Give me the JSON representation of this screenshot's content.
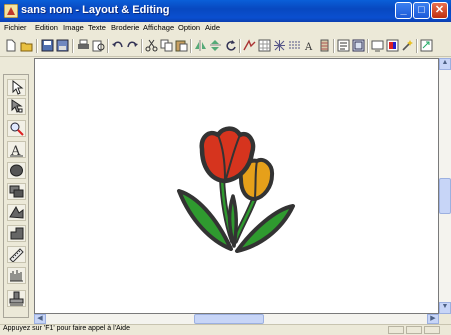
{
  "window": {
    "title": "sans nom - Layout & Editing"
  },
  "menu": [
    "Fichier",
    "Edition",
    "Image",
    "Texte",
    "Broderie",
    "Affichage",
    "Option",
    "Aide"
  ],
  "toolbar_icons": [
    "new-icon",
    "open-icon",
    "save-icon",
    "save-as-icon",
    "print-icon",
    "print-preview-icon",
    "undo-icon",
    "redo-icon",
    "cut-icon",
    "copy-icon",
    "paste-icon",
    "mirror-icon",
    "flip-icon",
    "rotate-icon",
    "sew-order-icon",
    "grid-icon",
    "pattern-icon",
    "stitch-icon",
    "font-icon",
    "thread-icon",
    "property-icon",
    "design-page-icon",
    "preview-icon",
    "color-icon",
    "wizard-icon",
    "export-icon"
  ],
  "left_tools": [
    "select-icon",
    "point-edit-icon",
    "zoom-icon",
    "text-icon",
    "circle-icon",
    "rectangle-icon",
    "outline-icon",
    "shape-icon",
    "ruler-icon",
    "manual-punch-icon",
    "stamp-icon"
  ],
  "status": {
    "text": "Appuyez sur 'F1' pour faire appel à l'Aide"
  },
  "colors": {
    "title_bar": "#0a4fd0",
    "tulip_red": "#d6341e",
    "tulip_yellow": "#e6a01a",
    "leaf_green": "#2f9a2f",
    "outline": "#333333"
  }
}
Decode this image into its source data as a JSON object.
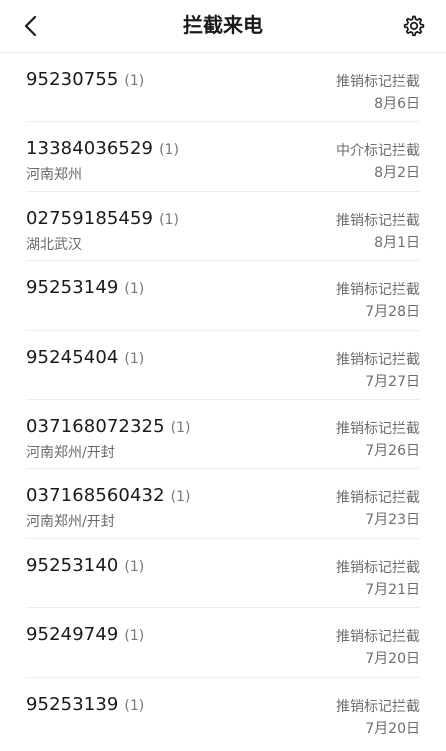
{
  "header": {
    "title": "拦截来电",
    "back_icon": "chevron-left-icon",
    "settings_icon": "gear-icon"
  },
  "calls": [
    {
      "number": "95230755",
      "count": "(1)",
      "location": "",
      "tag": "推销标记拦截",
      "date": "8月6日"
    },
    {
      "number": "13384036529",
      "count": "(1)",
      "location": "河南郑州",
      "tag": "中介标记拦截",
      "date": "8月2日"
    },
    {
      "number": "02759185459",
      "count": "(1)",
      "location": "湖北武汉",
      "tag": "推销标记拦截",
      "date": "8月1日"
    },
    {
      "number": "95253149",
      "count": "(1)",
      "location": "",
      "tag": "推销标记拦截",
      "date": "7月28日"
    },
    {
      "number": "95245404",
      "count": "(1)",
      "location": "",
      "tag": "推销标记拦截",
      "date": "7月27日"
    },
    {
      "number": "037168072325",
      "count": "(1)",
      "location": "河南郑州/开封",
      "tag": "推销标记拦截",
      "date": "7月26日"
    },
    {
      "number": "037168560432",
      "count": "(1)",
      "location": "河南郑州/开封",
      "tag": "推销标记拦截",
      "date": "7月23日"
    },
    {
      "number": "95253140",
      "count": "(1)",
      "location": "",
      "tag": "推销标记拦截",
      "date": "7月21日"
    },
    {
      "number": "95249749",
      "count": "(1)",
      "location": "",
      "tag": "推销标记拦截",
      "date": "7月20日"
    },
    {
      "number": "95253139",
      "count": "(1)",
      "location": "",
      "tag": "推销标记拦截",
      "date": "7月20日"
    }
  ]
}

● ● ●

Copy every line above that includes the string "this".

Give me the JSON representation of this screenshot's content.
Decode this image into its source data as a JSON object.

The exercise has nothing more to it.